• _Instructions for the task_: Search the entries for the word "left" and pull out each line that has it.

• _Given entries_:

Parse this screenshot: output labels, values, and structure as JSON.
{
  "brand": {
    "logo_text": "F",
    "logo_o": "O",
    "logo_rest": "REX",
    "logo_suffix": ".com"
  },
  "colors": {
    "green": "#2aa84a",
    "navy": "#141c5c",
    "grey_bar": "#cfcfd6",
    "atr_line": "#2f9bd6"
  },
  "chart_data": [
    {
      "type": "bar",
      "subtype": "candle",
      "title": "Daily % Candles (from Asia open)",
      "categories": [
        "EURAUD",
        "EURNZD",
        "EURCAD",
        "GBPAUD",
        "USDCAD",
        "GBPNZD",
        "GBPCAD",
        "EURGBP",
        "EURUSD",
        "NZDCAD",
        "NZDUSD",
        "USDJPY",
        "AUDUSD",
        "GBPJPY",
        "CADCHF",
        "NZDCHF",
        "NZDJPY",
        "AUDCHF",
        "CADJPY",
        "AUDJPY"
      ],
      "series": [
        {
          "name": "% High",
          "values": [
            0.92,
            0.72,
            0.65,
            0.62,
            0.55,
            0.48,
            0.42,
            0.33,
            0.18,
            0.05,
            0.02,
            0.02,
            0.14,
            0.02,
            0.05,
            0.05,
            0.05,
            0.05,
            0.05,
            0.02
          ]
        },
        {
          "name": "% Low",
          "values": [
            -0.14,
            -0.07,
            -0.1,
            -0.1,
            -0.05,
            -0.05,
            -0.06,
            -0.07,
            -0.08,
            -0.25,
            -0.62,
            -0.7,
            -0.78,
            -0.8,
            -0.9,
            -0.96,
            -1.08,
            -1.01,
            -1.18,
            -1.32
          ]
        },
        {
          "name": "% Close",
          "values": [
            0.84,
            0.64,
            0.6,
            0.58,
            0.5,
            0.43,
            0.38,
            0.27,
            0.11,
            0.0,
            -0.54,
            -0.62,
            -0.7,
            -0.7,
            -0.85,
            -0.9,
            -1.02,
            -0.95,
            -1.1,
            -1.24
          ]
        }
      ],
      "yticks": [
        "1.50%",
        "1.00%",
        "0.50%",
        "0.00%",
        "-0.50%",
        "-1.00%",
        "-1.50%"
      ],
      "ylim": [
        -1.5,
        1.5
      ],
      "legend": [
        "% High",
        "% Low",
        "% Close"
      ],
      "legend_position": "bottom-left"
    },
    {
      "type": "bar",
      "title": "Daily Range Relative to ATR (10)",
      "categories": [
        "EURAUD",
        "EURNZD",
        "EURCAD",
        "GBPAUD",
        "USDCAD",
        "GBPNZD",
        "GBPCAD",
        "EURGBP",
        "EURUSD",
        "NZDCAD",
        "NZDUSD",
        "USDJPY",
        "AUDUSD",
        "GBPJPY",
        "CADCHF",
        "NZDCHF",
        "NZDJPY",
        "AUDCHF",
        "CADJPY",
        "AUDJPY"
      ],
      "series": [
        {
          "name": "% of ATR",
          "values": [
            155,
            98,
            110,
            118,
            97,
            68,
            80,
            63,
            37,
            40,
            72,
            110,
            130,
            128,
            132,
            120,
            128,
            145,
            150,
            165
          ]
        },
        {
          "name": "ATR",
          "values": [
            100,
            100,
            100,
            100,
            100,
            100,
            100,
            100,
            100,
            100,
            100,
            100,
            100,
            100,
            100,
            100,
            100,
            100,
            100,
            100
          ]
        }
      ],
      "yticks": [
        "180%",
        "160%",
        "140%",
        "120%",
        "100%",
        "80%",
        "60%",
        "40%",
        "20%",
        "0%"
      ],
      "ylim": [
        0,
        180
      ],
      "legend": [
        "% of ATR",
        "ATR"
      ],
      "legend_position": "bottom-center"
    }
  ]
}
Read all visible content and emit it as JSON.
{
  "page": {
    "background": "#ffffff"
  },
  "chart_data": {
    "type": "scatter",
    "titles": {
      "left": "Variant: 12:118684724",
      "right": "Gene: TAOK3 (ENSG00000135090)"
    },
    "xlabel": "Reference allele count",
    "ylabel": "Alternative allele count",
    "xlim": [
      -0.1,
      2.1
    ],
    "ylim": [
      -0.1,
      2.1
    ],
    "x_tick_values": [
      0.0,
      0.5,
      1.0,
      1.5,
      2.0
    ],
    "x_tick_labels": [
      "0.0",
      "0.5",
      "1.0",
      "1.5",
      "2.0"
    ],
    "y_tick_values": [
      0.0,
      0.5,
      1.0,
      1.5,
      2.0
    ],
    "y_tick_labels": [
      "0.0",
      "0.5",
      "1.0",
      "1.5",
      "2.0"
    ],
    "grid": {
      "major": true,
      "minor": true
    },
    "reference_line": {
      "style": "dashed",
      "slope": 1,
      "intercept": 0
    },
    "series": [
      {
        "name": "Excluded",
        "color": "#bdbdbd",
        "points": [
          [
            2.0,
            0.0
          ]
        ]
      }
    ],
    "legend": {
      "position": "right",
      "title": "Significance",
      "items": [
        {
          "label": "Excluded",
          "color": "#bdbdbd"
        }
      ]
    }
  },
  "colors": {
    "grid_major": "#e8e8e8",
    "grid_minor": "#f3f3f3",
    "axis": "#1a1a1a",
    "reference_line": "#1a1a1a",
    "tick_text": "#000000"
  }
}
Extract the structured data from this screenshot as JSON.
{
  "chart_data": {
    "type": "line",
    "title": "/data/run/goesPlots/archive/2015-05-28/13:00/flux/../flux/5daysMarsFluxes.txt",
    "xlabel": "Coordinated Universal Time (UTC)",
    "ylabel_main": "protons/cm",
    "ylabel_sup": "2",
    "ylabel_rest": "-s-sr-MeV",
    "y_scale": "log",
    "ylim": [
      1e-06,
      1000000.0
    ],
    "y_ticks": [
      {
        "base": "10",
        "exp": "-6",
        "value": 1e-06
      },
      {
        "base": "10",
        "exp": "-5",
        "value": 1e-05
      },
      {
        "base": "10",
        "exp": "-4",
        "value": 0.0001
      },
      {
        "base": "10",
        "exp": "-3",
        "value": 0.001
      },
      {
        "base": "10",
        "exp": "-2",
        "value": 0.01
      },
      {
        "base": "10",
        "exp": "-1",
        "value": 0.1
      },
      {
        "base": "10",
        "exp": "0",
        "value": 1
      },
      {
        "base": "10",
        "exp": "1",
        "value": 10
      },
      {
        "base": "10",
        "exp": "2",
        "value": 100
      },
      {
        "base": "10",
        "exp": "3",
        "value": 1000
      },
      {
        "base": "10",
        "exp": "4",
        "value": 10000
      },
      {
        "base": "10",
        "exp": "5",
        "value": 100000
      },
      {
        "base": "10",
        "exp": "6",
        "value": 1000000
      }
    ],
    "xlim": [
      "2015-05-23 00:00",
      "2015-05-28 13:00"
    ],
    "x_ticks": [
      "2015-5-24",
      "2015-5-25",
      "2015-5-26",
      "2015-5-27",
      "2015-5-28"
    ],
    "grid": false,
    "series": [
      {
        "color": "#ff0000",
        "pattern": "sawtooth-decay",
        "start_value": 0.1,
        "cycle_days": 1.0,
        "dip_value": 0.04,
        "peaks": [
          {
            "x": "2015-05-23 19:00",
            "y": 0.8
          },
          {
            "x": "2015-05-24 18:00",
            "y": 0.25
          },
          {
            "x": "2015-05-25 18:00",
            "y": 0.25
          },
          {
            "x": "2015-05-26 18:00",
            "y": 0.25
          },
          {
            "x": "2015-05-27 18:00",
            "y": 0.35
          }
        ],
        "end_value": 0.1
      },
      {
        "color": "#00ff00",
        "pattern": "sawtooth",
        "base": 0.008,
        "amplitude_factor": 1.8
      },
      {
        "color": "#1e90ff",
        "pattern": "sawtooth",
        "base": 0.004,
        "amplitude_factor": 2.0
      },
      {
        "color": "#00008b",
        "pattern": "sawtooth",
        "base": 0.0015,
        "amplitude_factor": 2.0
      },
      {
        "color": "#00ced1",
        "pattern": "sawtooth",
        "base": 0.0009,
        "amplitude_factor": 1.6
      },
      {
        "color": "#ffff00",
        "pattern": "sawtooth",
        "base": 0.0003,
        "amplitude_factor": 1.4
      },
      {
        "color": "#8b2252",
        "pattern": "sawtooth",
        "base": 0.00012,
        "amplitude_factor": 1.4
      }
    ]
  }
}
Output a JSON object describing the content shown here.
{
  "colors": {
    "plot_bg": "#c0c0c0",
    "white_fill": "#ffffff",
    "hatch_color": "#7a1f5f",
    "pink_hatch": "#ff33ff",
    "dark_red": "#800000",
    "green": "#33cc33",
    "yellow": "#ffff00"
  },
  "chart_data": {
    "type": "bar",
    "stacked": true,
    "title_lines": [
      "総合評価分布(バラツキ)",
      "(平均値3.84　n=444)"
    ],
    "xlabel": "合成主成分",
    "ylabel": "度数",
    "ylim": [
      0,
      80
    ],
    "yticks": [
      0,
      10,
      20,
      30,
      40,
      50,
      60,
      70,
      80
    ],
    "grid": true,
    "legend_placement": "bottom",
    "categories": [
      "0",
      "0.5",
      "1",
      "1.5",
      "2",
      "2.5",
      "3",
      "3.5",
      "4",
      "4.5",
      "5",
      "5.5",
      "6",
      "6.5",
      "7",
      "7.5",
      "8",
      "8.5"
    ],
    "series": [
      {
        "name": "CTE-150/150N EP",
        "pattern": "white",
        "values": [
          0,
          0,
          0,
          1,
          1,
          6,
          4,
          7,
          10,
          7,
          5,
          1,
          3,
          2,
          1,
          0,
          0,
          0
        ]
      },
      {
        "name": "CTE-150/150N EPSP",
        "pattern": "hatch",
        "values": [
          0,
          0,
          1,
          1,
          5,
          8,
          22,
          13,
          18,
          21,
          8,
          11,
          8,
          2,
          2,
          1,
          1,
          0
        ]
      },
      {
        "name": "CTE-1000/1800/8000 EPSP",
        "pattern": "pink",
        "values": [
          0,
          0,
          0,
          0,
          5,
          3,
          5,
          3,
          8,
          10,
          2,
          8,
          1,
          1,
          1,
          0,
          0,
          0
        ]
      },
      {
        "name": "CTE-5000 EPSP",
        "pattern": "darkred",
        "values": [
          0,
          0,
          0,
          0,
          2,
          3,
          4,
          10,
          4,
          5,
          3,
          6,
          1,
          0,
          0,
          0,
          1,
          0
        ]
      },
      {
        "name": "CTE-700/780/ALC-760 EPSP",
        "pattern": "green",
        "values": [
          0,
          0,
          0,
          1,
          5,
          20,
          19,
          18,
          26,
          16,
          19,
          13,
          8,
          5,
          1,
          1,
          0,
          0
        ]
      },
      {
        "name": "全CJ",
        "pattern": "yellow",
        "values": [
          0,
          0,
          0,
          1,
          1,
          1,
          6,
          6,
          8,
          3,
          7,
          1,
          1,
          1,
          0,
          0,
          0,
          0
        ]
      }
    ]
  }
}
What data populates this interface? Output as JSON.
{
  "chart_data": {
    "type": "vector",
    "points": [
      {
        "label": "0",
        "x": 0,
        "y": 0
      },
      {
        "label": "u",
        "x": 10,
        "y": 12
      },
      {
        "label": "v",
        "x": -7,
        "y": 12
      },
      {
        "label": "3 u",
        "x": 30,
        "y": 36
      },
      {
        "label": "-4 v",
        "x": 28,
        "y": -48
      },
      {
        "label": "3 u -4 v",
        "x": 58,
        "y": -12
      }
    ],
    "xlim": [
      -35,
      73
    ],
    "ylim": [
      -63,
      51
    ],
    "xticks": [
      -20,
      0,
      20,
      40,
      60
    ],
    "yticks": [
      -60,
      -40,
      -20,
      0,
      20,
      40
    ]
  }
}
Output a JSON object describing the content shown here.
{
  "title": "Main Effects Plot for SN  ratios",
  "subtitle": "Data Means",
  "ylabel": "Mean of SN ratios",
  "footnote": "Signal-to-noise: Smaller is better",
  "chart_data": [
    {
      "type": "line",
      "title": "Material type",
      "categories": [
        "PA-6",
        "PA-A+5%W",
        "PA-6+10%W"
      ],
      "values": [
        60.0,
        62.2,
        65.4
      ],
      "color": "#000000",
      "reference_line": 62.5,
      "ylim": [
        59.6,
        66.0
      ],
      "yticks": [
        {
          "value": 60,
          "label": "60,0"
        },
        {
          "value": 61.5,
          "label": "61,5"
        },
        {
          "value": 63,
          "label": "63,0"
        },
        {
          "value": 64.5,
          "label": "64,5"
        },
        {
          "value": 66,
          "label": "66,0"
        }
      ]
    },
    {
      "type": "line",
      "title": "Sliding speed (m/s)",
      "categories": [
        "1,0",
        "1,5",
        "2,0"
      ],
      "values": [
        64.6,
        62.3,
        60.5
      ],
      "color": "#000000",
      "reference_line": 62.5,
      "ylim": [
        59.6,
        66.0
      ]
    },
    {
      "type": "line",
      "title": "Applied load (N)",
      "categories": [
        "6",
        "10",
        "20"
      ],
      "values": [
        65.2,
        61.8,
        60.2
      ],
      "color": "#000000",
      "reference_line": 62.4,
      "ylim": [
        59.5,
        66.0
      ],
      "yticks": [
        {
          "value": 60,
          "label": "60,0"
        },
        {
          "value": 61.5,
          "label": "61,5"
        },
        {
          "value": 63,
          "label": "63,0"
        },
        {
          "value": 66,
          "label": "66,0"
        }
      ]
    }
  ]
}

• _The solution_:
      "legend_position": "bottom-left"
      "left": "Variant: 12:118684724",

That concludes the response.